>> START RECORDS FOR THIS TASK
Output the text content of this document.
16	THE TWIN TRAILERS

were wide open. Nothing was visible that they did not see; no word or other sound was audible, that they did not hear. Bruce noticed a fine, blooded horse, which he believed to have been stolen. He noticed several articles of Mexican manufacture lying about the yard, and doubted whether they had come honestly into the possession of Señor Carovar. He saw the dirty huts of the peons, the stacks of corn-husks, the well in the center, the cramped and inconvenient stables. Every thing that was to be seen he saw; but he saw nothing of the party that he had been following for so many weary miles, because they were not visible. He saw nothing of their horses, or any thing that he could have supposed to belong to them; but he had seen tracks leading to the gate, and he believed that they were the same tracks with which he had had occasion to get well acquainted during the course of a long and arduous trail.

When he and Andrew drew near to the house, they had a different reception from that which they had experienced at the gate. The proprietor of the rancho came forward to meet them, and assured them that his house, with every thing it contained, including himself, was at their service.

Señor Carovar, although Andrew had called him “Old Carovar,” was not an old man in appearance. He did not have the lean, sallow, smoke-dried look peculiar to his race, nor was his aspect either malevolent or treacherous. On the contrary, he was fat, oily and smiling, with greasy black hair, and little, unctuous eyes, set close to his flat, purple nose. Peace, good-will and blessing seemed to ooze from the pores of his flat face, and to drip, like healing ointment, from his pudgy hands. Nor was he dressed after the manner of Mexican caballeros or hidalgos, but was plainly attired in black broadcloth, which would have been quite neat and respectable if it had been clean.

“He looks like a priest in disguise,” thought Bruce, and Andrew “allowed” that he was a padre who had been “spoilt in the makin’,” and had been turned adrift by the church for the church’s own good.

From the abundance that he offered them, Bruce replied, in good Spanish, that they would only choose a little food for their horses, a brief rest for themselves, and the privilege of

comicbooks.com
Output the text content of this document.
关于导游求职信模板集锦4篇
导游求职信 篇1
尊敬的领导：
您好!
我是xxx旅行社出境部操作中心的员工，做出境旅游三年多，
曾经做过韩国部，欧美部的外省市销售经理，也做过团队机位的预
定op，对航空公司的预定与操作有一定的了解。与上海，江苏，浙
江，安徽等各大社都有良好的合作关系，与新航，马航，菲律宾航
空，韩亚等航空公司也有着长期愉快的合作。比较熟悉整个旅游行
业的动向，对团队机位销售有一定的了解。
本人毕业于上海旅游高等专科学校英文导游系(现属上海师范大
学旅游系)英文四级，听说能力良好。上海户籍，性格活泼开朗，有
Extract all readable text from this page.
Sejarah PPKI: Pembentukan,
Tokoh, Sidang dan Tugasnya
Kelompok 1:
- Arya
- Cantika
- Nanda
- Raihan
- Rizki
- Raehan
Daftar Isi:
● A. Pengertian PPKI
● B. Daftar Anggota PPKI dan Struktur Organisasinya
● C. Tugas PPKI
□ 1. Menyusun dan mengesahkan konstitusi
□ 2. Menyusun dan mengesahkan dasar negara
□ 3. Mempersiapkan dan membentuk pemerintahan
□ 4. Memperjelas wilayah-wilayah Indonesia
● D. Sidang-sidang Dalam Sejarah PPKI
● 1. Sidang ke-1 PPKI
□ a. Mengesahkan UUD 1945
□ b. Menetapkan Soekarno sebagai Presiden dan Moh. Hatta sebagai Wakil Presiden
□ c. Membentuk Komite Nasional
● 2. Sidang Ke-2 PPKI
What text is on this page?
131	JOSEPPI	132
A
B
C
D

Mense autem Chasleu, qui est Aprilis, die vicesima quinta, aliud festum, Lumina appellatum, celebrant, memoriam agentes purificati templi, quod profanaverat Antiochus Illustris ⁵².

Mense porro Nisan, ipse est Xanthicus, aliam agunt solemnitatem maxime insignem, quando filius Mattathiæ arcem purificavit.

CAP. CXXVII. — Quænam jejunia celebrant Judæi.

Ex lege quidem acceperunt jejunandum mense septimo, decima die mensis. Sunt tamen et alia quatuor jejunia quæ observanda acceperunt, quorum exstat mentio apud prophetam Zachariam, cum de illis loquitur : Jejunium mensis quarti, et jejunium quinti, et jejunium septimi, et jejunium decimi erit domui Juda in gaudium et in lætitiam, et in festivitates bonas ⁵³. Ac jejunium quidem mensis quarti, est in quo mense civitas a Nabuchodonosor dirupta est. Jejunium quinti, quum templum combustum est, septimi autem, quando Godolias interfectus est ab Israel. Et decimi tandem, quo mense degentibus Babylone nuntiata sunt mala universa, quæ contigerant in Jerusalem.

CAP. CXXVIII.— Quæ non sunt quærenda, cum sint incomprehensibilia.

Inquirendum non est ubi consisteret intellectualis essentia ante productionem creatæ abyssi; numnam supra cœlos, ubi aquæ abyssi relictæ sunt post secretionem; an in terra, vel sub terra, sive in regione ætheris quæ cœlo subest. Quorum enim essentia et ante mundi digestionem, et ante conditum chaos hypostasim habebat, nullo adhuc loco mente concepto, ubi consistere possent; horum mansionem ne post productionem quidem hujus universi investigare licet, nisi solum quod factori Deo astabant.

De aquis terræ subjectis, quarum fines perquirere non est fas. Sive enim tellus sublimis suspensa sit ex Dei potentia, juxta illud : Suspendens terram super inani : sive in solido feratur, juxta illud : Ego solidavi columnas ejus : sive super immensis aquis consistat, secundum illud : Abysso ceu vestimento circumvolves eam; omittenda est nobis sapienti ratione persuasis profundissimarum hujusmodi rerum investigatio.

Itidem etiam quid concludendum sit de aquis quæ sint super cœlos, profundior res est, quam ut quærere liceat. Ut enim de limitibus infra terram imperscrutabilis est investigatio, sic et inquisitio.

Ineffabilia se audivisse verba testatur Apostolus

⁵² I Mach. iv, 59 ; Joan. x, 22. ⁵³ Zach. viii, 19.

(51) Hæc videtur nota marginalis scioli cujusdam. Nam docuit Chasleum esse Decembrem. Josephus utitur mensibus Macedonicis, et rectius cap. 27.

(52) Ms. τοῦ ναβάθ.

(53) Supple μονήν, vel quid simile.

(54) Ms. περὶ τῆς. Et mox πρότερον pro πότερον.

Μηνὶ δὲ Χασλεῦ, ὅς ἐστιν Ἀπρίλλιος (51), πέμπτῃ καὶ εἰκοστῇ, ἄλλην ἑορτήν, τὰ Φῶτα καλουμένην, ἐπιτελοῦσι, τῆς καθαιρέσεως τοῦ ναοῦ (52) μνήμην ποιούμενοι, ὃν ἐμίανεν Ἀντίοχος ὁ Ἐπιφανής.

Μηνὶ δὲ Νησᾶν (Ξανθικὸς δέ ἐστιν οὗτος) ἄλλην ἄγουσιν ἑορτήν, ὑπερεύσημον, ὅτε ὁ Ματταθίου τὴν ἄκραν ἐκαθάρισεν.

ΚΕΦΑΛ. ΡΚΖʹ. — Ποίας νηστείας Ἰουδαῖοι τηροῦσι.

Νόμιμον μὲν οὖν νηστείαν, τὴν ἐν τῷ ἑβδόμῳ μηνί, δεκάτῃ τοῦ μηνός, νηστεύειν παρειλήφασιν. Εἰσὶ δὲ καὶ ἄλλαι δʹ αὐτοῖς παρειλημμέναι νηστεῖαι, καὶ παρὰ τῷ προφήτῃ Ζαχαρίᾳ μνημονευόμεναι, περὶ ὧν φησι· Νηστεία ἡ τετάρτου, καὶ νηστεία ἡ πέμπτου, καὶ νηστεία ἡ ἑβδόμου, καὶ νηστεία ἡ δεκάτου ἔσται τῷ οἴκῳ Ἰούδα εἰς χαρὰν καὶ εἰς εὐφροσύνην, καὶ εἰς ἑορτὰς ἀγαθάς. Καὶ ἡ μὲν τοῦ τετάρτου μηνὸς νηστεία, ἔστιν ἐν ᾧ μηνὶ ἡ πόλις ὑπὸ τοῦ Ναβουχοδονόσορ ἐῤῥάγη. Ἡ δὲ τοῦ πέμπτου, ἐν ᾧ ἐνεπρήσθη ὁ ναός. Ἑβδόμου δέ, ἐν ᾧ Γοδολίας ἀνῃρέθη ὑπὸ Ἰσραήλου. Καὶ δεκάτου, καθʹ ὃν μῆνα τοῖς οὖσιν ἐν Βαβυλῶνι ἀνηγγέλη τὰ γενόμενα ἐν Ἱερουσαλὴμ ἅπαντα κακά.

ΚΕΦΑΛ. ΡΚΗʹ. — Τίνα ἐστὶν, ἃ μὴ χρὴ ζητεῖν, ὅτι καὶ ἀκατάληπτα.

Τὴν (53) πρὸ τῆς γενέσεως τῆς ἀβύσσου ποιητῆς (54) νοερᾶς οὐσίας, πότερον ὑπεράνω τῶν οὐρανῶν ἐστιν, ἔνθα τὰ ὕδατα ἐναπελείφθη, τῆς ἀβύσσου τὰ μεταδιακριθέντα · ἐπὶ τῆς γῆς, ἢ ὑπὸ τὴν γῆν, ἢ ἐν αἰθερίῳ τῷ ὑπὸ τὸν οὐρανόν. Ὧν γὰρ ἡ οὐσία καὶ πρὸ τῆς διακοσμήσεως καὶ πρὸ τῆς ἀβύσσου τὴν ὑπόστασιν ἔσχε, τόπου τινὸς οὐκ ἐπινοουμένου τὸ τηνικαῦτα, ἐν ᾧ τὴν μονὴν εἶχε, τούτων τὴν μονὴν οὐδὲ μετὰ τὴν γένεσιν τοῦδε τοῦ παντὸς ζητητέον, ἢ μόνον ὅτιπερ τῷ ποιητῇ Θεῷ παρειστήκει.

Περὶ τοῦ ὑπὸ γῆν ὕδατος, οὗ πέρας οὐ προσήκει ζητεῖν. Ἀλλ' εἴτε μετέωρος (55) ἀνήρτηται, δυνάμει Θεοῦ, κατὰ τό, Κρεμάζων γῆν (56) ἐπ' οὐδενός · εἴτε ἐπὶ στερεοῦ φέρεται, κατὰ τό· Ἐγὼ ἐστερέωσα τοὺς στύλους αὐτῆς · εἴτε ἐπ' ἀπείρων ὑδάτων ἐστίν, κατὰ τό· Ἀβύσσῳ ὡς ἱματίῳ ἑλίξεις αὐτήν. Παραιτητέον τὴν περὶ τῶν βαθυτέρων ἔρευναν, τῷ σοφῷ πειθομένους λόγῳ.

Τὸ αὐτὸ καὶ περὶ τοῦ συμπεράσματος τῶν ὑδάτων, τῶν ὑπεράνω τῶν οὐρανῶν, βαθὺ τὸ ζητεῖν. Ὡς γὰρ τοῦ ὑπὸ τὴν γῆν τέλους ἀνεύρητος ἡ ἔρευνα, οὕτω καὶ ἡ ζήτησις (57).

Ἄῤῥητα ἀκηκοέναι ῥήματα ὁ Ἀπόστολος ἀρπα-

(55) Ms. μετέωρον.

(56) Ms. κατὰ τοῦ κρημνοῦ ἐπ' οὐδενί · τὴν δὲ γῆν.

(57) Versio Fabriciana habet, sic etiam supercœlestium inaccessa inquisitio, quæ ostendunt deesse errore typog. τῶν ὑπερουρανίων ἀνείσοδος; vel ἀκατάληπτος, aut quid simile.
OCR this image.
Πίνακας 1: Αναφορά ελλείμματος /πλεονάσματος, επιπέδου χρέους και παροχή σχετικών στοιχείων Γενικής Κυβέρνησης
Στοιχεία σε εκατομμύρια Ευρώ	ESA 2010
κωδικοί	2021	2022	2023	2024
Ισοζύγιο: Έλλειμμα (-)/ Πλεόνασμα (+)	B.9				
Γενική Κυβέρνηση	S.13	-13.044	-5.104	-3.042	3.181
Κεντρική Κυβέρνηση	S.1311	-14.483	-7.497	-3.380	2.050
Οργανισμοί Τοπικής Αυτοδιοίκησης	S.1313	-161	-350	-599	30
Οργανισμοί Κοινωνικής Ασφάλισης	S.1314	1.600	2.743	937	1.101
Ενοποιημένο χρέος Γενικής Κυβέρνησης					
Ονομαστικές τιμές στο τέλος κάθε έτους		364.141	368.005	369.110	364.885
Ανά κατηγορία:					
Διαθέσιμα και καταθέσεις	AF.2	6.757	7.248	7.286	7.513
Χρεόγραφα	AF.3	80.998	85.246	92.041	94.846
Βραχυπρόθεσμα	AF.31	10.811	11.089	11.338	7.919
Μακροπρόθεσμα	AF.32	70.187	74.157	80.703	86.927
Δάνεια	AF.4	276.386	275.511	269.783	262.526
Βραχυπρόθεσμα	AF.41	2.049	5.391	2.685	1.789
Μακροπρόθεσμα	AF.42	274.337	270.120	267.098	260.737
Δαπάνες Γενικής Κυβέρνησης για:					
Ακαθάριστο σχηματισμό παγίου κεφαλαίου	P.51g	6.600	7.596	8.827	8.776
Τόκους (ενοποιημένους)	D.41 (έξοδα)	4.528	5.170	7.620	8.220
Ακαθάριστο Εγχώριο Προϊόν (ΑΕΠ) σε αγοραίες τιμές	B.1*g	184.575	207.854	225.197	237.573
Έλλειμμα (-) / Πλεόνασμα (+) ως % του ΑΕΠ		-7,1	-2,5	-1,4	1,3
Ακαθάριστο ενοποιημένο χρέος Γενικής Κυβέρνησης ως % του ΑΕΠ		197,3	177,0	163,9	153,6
>> END RECORDS FOR THIS TASK
## WHAT NEEDS TO BE DONE
Every line of the listing that holds "Sejarah" should be found and copied.

## OUTPUT FOR THIS TASK
Sejarah PPKI: Pembentukan,
● D. Sidang-sidang Dalam Sejarah PPKI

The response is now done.